Written problem: Return the entries below in their exact form, leaving the pictures out.

Figure collection entries

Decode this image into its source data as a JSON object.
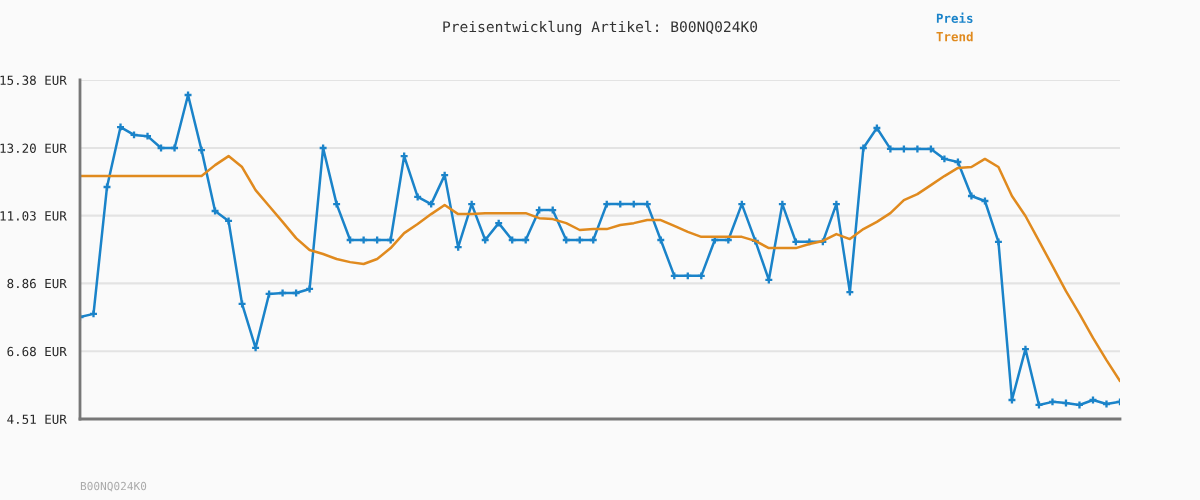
{
  "chart_data": {
    "type": "line",
    "title": "Preisentwicklung Artikel: B00NQ024K0",
    "categories": [
      null,
      null,
      null,
      null,
      null,
      null,
      null,
      null,
      null,
      null,
      null,
      null,
      null,
      null,
      null,
      null,
      null,
      null,
      null,
      null,
      null,
      null,
      null,
      null,
      null,
      null,
      null,
      null,
      null,
      null,
      null,
      null,
      null,
      null,
      null,
      null,
      null,
      null,
      null,
      null,
      null,
      null,
      null,
      null,
      null,
      null,
      null,
      null,
      null,
      null,
      null,
      null,
      null,
      null,
      null,
      null,
      null,
      null,
      null,
      null,
      null,
      null,
      null,
      null,
      null,
      null,
      null,
      null,
      null,
      null,
      null,
      null,
      null,
      null,
      null,
      null,
      null,
      null
    ],
    "series": [
      {
        "name": "Preis",
        "color": "#1a83c9",
        "marker": "cross",
        "values": [
          7.78,
          7.88,
          11.95,
          13.87,
          13.62,
          13.58,
          13.2,
          13.2,
          14.9,
          13.13,
          11.18,
          10.86,
          8.2,
          6.79,
          8.52,
          8.55,
          8.55,
          8.68,
          13.2,
          11.4,
          10.25,
          10.25,
          10.25,
          10.25,
          12.94,
          11.63,
          11.4,
          12.33,
          10.02,
          11.4,
          10.25,
          10.79,
          10.25,
          10.25,
          11.21,
          11.21,
          10.25,
          10.25,
          10.25,
          11.4,
          11.4,
          11.4,
          11.4,
          10.25,
          9.1,
          9.1,
          9.1,
          10.25,
          10.25,
          11.4,
          10.22,
          8.97,
          11.4,
          10.19,
          10.19,
          10.19,
          11.4,
          8.58,
          13.2,
          13.84,
          13.17,
          13.17,
          13.17,
          13.17,
          12.85,
          12.75,
          11.66,
          11.5,
          10.19,
          5.12,
          6.75,
          4.96,
          5.06,
          5.02,
          4.96,
          5.12,
          4.99,
          5.06
        ]
      },
      {
        "name": "Trend",
        "color": "#e08a1e",
        "marker": "none",
        "values": [
          12.3,
          12.3,
          12.3,
          12.3,
          12.3,
          12.3,
          12.3,
          12.3,
          12.3,
          12.3,
          12.65,
          12.94,
          12.59,
          11.85,
          11.34,
          10.83,
          10.31,
          9.93,
          9.8,
          9.64,
          9.54,
          9.48,
          9.64,
          9.99,
          10.47,
          10.76,
          11.08,
          11.37,
          11.08,
          11.08,
          11.11,
          11.11,
          11.11,
          11.11,
          10.95,
          10.92,
          10.79,
          10.57,
          10.6,
          10.6,
          10.73,
          10.79,
          10.89,
          10.89,
          10.7,
          10.51,
          10.35,
          10.35,
          10.35,
          10.35,
          10.22,
          9.99,
          9.99,
          9.99,
          10.12,
          10.22,
          10.44,
          10.28,
          10.6,
          10.83,
          11.11,
          11.53,
          11.72,
          12.01,
          12.3,
          12.56,
          12.59,
          12.85,
          12.59,
          11.66,
          11.02,
          10.22,
          9.42,
          8.61,
          7.88,
          7.11,
          6.4,
          5.73
        ]
      }
    ],
    "ylim": [
      4.51,
      15.38
    ],
    "yticks": [
      {
        "value": 4.51,
        "label": "4.51 EUR"
      },
      {
        "value": 6.68,
        "label": "6.68 EUR"
      },
      {
        "value": 8.86,
        "label": "8.86 EUR"
      },
      {
        "value": 11.03,
        "label": "11.03 EUR"
      },
      {
        "value": 13.2,
        "label": "13.20 EUR"
      },
      {
        "value": 15.38,
        "label": "15.38 EUR"
      }
    ],
    "grid": "y",
    "legend": "top right",
    "annotations": [
      "B00NQ024K0"
    ]
  }
}
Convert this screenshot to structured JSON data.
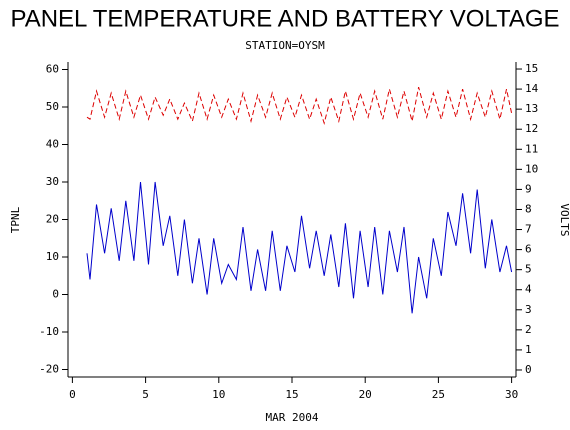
{
  "chart_data": {
    "type": "line",
    "title": "PANEL TEMPERATURE AND BATTERY VOLTAGE",
    "subtitle": "STATION=OYSM",
    "xlabel": "MAR 2004",
    "ylabel": "TPNL",
    "y2label": "VOLTS",
    "x": [
      1.0,
      1.2,
      1.65,
      2.2,
      2.65,
      3.2,
      3.65,
      4.2,
      4.65,
      5.2,
      5.65,
      6.2,
      6.65,
      7.2,
      7.65,
      8.2,
      8.65,
      9.2,
      9.65,
      10.2,
      10.65,
      11.2,
      11.65,
      12.2,
      12.65,
      13.2,
      13.65,
      14.2,
      14.65,
      15.2,
      15.65,
      16.2,
      16.65,
      17.2,
      17.65,
      18.2,
      18.65,
      19.2,
      19.65,
      20.2,
      20.65,
      21.2,
      21.65,
      22.2,
      22.65,
      23.2,
      23.65,
      24.2,
      24.65,
      25.2,
      25.65,
      26.2,
      26.65,
      27.2,
      27.65,
      28.2,
      28.65,
      29.2,
      29.65,
      30.0
    ],
    "series": [
      {
        "name": "TPNL",
        "color": "#0000cc",
        "axis": "y",
        "dash": false,
        "values": [
          11,
          4,
          24,
          11,
          23,
          9,
          25,
          9,
          30,
          8,
          30,
          13,
          21,
          5,
          20,
          3,
          15,
          0,
          15,
          3,
          8,
          4,
          18,
          1,
          12,
          1,
          17,
          1,
          13,
          6,
          21,
          7,
          17,
          5,
          16,
          2,
          19,
          -1,
          17,
          2,
          18,
          0,
          17,
          6,
          18,
          -5,
          10,
          -1,
          15,
          5,
          22,
          13,
          27,
          11,
          28,
          7,
          20,
          6,
          13,
          6
        ]
      },
      {
        "name": "VOLTS",
        "color": "#dd0000",
        "axis": "y2",
        "dash": true,
        "values": [
          12.6,
          12.5,
          13.9,
          12.6,
          13.8,
          12.5,
          13.9,
          12.6,
          13.7,
          12.5,
          13.6,
          12.7,
          13.5,
          12.5,
          13.3,
          12.4,
          13.8,
          12.5,
          13.7,
          12.6,
          13.5,
          12.5,
          13.8,
          12.4,
          13.7,
          12.6,
          13.8,
          12.5,
          13.6,
          12.6,
          13.7,
          12.5,
          13.5,
          12.3,
          13.6,
          12.4,
          13.9,
          12.5,
          13.8,
          12.6,
          13.9,
          12.5,
          14.0,
          12.6,
          13.9,
          12.4,
          14.1,
          12.6,
          13.8,
          12.5,
          13.9,
          12.6,
          14.0,
          12.5,
          13.8,
          12.6,
          13.9,
          12.5,
          14.0,
          12.8
        ]
      }
    ],
    "xlim": [
      -0.3,
      30.3
    ],
    "xticks": [
      0,
      5,
      10,
      15,
      20,
      25,
      30
    ],
    "ylim": [
      -22,
      62
    ],
    "yticks": [
      -20,
      -10,
      0,
      10,
      20,
      30,
      40,
      50,
      60
    ],
    "y2lim": [
      -0.35,
      15.35
    ],
    "y2ticks": [
      0,
      1,
      2,
      3,
      4,
      5,
      6,
      7,
      8,
      9,
      10,
      11,
      12,
      13,
      14,
      15
    ],
    "grid": false
  }
}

Exercise solution:
Decode this image into its source data as a JSON object.
{
  "chart_data": {
    "type": "line",
    "title": "Preisentwicklung Artikel: B00NQ024K0",
    "categories": [
      null,
      null,
      null,
      null,
      null,
      null,
      null,
      null,
      null,
      null,
      null,
      null,
      null,
      null,
      null,
      null,
      null,
      null,
      null,
      null,
      null,
      null,
      null,
      null,
      null,
      null,
      null,
      null,
      null,
      null,
      null,
      null,
      null,
      null,
      null,
      null,
      null,
      null,
      null,
      null,
      null,
      null,
      null,
      null,
      null,
      null,
      null,
      null,
      null,
      null,
      null,
      null,
      null,
      null,
      null,
      null,
      null,
      null,
      null,
      null,
      null,
      null,
      null,
      null,
      null,
      null,
      null,
      null,
      null,
      null,
      null,
      null,
      null,
      null,
      null,
      null,
      null,
      null
    ],
    "series": [
      {
        "name": "Preis",
        "color": "#1a83c9",
        "marker": "cross",
        "values": [
          7.78,
          7.88,
          11.95,
          13.87,
          13.62,
          13.58,
          13.2,
          13.2,
          14.9,
          13.13,
          11.18,
          10.86,
          8.2,
          6.79,
          8.52,
          8.55,
          8.55,
          8.68,
          13.2,
          11.4,
          10.25,
          10.25,
          10.25,
          10.25,
          12.94,
          11.63,
          11.4,
          12.33,
          10.02,
          11.4,
          10.25,
          10.79,
          10.25,
          10.25,
          11.21,
          11.21,
          10.25,
          10.25,
          10.25,
          11.4,
          11.4,
          11.4,
          11.4,
          10.25,
          9.1,
          9.1,
          9.1,
          10.25,
          10.25,
          11.4,
          10.22,
          8.97,
          11.4,
          10.19,
          10.19,
          10.19,
          11.4,
          8.58,
          13.2,
          13.84,
          13.17,
          13.17,
          13.17,
          13.17,
          12.85,
          12.75,
          11.66,
          11.5,
          10.19,
          5.12,
          6.75,
          4.96,
          5.06,
          5.02,
          4.96,
          5.12,
          4.99,
          5.06
        ]
      },
      {
        "name": "Trend",
        "color": "#e08a1e",
        "marker": "none",
        "values": [
          12.3,
          12.3,
          12.3,
          12.3,
          12.3,
          12.3,
          12.3,
          12.3,
          12.3,
          12.3,
          12.65,
          12.94,
          12.59,
          11.85,
          11.34,
          10.83,
          10.31,
          9.93,
          9.8,
          9.64,
          9.54,
          9.48,
          9.64,
          9.99,
          10.47,
          10.76,
          11.08,
          11.37,
          11.08,
          11.08,
          11.11,
          11.11,
          11.11,
          11.11,
          10.95,
          10.92,
          10.79,
          10.57,
          10.6,
          10.6,
          10.73,
          10.79,
          10.89,
          10.89,
          10.7,
          10.51,
          10.35,
          10.35,
          10.35,
          10.35,
          10.22,
          9.99,
          9.99,
          9.99,
          10.12,
          10.22,
          10.44,
          10.28,
          10.6,
          10.83,
          11.11,
          11.53,
          11.72,
          12.01,
          12.3,
          12.56,
          12.59,
          12.85,
          12.59,
          11.66,
          11.02,
          10.22,
          9.42,
          8.61,
          7.88,
          7.11,
          6.4,
          5.73
        ]
      }
    ],
    "ylim": [
      4.51,
      15.38
    ],
    "yticks": [
      {
        "value": 4.51,
        "label": "4.51 EUR"
      },
      {
        "value": 6.68,
        "label": "6.68 EUR"
      },
      {
        "value": 8.86,
        "label": "8.86 EUR"
      },
      {
        "value": 11.03,
        "label": "11.03 EUR"
      },
      {
        "value": 13.2,
        "label": "13.20 EUR"
      },
      {
        "value": 15.38,
        "label": "15.38 EUR"
      }
    ],
    "grid": "y",
    "legend": "top right",
    "annotations": [
      "B00NQ024K0"
    ]
  }
}
Convert this screenshot to structured JSON data.
{
  "chart_data": {
    "type": "line",
    "title": "PANEL TEMPERATURE AND BATTERY VOLTAGE",
    "subtitle": "STATION=OYSM",
    "xlabel": "MAR 2004",
    "ylabel": "TPNL",
    "y2label": "VOLTS",
    "x": [
      1.0,
      1.2,
      1.65,
      2.2,
      2.65,
      3.2,
      3.65,
      4.2,
      4.65,
      5.2,
      5.65,
      6.2,
      6.65,
      7.2,
      7.65,
      8.2,
      8.65,
      9.2,
      9.65,
      10.2,
      10.65,
      11.2,
      11.65,
      12.2,
      12.65,
      13.2,
      13.65,
      14.2,
      14.65,
      15.2,
      15.65,
      16.2,
      16.65,
      17.2,
      17.65,
      18.2,
      18.65,
      19.2,
      19.65,
      20.2,
      20.65,
      21.2,
      21.65,
      22.2,
      22.65,
      23.2,
      23.65,
      24.2,
      24.65,
      25.2,
      25.65,
      26.2,
      26.65,
      27.2,
      27.65,
      28.2,
      28.65,
      29.2,
      29.65,
      30.0
    ],
    "series": [
      {
        "name": "TPNL",
        "color": "#0000cc",
        "axis": "y",
        "dash": false,
        "values": [
          11,
          4,
          24,
          11,
          23,
          9,
          25,
          9,
          30,
          8,
          30,
          13,
          21,
          5,
          20,
          3,
          15,
          0,
          15,
          3,
          8,
          4,
          18,
          1,
          12,
          1,
          17,
          1,
          13,
          6,
          21,
          7,
          17,
          5,
          16,
          2,
          19,
          -1,
          17,
          2,
          18,
          0,
          17,
          6,
          18,
          -5,
          10,
          -1,
          15,
          5,
          22,
          13,
          27,
          11,
          28,
          7,
          20,
          6,
          13,
          6
        ]
      },
      {
        "name": "VOLTS",
        "color": "#dd0000",
        "axis": "y2",
        "dash": true,
        "values": [
          12.6,
          12.5,
          13.9,
          12.6,
          13.8,
          12.5,
          13.9,
          12.6,
          13.7,
          12.5,
          13.6,
          12.7,
          13.5,
          12.5,
          13.3,
          12.4,
          13.8,
          12.5,
          13.7,
          12.6,
          13.5,
          12.5,
          13.8,
          12.4,
          13.7,
          12.6,
          13.8,
          12.5,
          13.6,
          12.6,
          13.7,
          12.5,
          13.5,
          12.3,
          13.6,
          12.4,
          13.9,
          12.5,
          13.8,
          12.6,
          13.9,
          12.5,
          14.0,
          12.6,
          13.9,
          12.4,
          14.1,
          12.6,
          13.8,
          12.5,
          13.9,
          12.6,
          14.0,
          12.5,
          13.8,
          12.6,
          13.9,
          12.5,
          14.0,
          12.8
        ]
      }
    ],
    "xlim": [
      -0.3,
      30.3
    ],
    "xticks": [
      0,
      5,
      10,
      15,
      20,
      25,
      30
    ],
    "ylim": [
      -22,
      62
    ],
    "yticks": [
      -20,
      -10,
      0,
      10,
      20,
      30,
      40,
      50,
      60
    ],
    "y2lim": [
      -0.35,
      15.35
    ],
    "y2ticks": [
      0,
      1,
      2,
      3,
      4,
      5,
      6,
      7,
      8,
      9,
      10,
      11,
      12,
      13,
      14,
      15
    ],
    "grid": false
  }
}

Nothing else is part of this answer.